== Task inputs ==

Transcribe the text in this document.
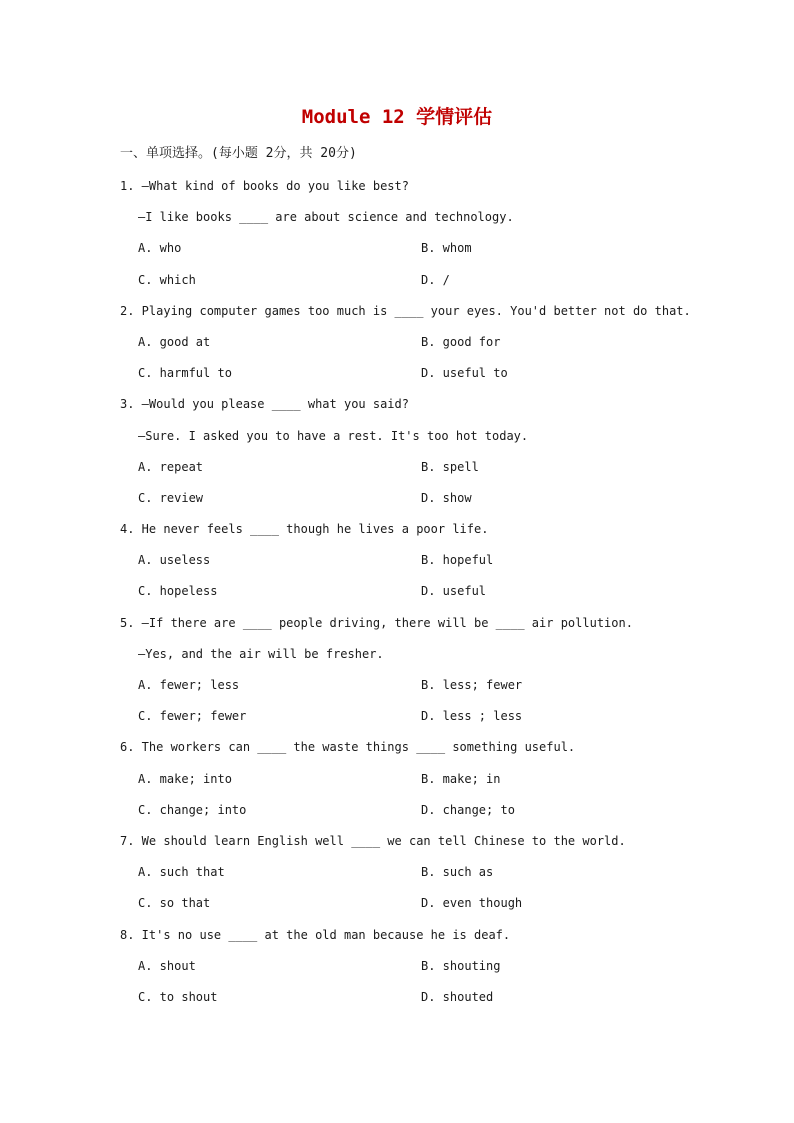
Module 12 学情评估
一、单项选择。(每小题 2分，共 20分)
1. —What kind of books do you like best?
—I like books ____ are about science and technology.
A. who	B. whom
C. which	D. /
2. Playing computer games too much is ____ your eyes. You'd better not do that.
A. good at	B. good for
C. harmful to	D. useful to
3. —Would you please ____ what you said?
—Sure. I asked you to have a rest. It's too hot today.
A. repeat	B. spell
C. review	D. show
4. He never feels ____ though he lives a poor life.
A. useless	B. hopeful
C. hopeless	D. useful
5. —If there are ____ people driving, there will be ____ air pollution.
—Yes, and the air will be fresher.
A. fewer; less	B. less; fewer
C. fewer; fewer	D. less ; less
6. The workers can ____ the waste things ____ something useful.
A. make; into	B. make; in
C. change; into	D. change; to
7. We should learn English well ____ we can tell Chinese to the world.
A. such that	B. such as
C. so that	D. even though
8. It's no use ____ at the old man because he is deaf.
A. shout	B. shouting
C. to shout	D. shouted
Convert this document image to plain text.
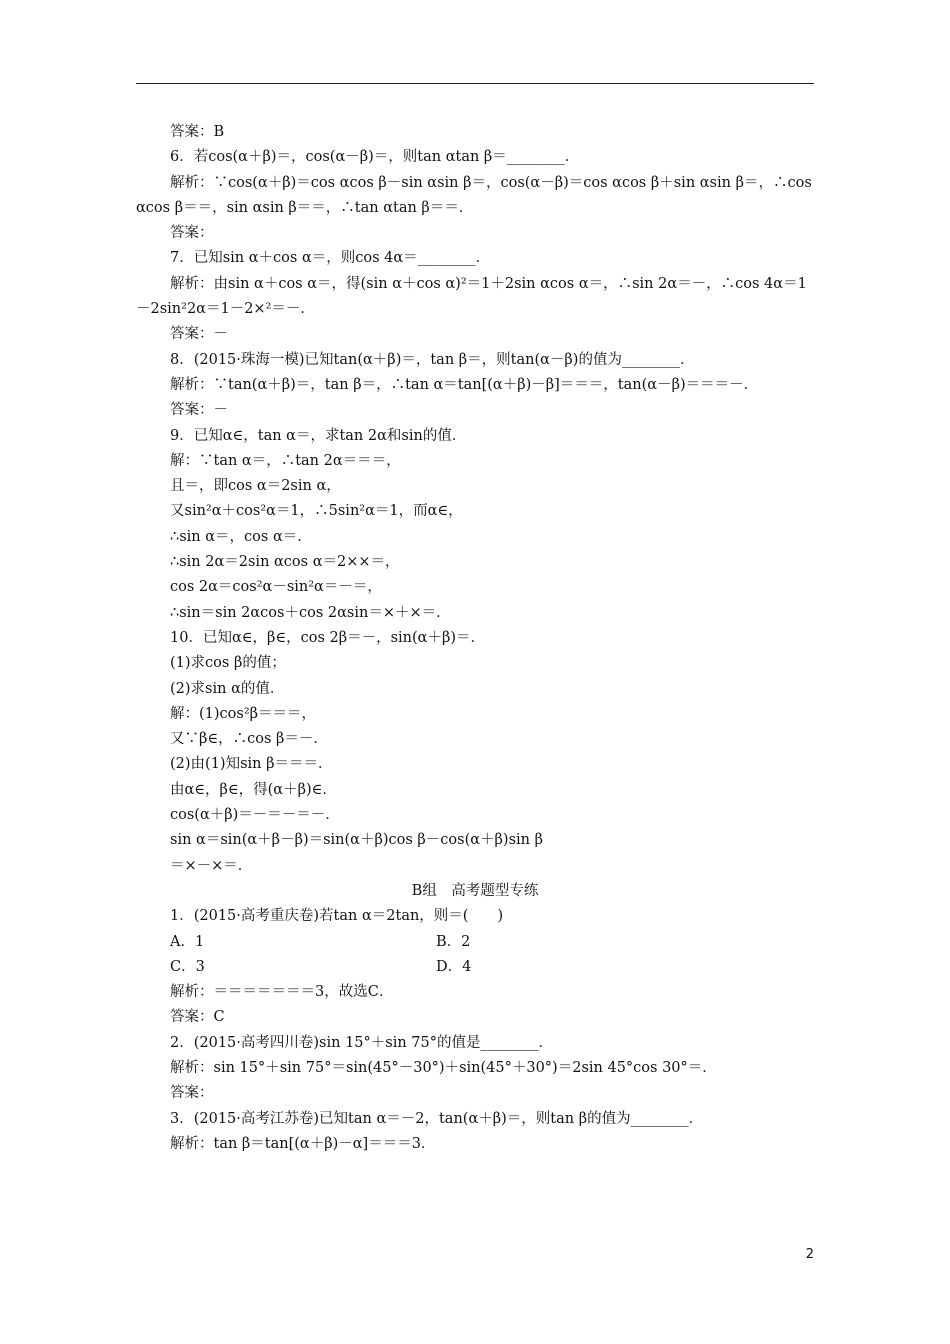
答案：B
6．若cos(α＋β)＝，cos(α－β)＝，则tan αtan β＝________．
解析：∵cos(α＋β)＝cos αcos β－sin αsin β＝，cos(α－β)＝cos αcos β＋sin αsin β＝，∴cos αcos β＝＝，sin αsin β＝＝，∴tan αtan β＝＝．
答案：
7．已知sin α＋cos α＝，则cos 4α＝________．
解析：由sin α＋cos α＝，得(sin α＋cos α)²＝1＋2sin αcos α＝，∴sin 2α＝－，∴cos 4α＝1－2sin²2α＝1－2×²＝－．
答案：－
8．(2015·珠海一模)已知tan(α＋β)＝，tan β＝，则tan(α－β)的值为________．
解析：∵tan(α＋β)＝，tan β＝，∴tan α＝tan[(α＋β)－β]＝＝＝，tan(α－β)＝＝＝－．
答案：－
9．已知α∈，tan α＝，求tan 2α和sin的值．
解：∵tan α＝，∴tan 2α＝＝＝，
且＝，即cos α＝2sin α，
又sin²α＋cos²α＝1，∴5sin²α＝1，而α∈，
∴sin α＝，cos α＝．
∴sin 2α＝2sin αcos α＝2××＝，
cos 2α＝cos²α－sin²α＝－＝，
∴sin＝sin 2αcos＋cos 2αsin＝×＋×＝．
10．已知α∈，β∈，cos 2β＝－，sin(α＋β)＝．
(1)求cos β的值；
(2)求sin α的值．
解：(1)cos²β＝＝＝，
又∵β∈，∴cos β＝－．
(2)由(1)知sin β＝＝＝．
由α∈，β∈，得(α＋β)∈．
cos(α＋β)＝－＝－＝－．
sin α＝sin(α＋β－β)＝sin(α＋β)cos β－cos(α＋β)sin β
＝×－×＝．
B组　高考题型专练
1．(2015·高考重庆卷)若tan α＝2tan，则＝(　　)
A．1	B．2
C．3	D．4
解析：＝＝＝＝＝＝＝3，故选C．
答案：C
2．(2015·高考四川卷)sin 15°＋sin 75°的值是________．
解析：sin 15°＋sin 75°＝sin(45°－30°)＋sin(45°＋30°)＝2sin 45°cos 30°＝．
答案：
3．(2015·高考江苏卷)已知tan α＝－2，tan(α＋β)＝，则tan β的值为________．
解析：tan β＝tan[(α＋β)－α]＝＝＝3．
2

===

_Objective_: Pictures in the records above should not be copied. Repeat everything else exactly.

_Correct result_:
Transcribe the text in this document.
Module 12 学情评估
一、单项选择。(每小题 2分，共 20分)
1. —What kind of books do you like best?
—I like books ____ are about science and technology.
A. who	B. whom
C. which	D. /
2. Playing computer games too much is ____ your eyes. You'd better not do that.
A. good at	B. good for
C. harmful to	D. useful to
3. —Would you please ____ what you said?
—Sure. I asked you to have a rest. It's too hot today.
A. repeat	B. spell
C. review	D. show
4. He never feels ____ though he lives a poor life.
A. useless	B. hopeful
C. hopeless	D. useful
5. —If there are ____ people driving, there will be ____ air pollution.
—Yes, and the air will be fresher.
A. fewer; less	B. less; fewer
C. fewer; fewer	D. less ; less
6. The workers can ____ the waste things ____ something useful.
A. make; into	B. make; in
C. change; into	D. change; to
7. We should learn English well ____ we can tell Chinese to the world.
A. such that	B. such as
C. so that	D. even though
8. It's no use ____ at the old man because he is deaf.
A. shout	B. shouting
C. to shout	D. shouted
Convert this document image to plain text.
答案：B
6．若cos(α＋β)＝，cos(α－β)＝，则tan αtan β＝________．
解析：∵cos(α＋β)＝cos αcos β－sin αsin β＝，cos(α－β)＝cos αcos β＋sin αsin β＝，∴cos αcos β＝＝，sin αsin β＝＝，∴tan αtan β＝＝．
答案：
7．已知sin α＋cos α＝，则cos 4α＝________．
解析：由sin α＋cos α＝，得(sin α＋cos α)²＝1＋2sin αcos α＝，∴sin 2α＝－，∴cos 4α＝1－2sin²2α＝1－2×²＝－．
答案：－
8．(2015·珠海一模)已知tan(α＋β)＝，tan β＝，则tan(α－β)的值为________．
解析：∵tan(α＋β)＝，tan β＝，∴tan α＝tan[(α＋β)－β]＝＝＝，tan(α－β)＝＝＝－．
答案：－
9．已知α∈，tan α＝，求tan 2α和sin的值．
解：∵tan α＝，∴tan 2α＝＝＝，
且＝，即cos α＝2sin α，
又sin²α＋cos²α＝1，∴5sin²α＝1，而α∈，
∴sin α＝，cos α＝．
∴sin 2α＝2sin αcos α＝2××＝，
cos 2α＝cos²α－sin²α＝－＝，
∴sin＝sin 2αcos＋cos 2αsin＝×＋×＝．
10．已知α∈，β∈，cos 2β＝－，sin(α＋β)＝．
(1)求cos β的值；
(2)求sin α的值．
解：(1)cos²β＝＝＝，
又∵β∈，∴cos β＝－．
(2)由(1)知sin β＝＝＝．
由α∈，β∈，得(α＋β)∈．
cos(α＋β)＝－＝－＝－．
sin α＝sin(α＋β－β)＝sin(α＋β)cos β－cos(α＋β)sin β
＝×－×＝．
B组　高考题型专练
1．(2015·高考重庆卷)若tan α＝2tan，则＝(　　)
A．1	B．2
C．3	D．4
解析：＝＝＝＝＝＝＝3，故选C．
答案：C
2．(2015·高考四川卷)sin 15°＋sin 75°的值是________．
解析：sin 15°＋sin 75°＝sin(45°－30°)＋sin(45°＋30°)＝2sin 45°cos 30°＝．
答案：
3．(2015·高考江苏卷)已知tan α＝－2，tan(α＋β)＝，则tan β的值为________．
解析：tan β＝tan[(α＋β)－α]＝＝＝3．
2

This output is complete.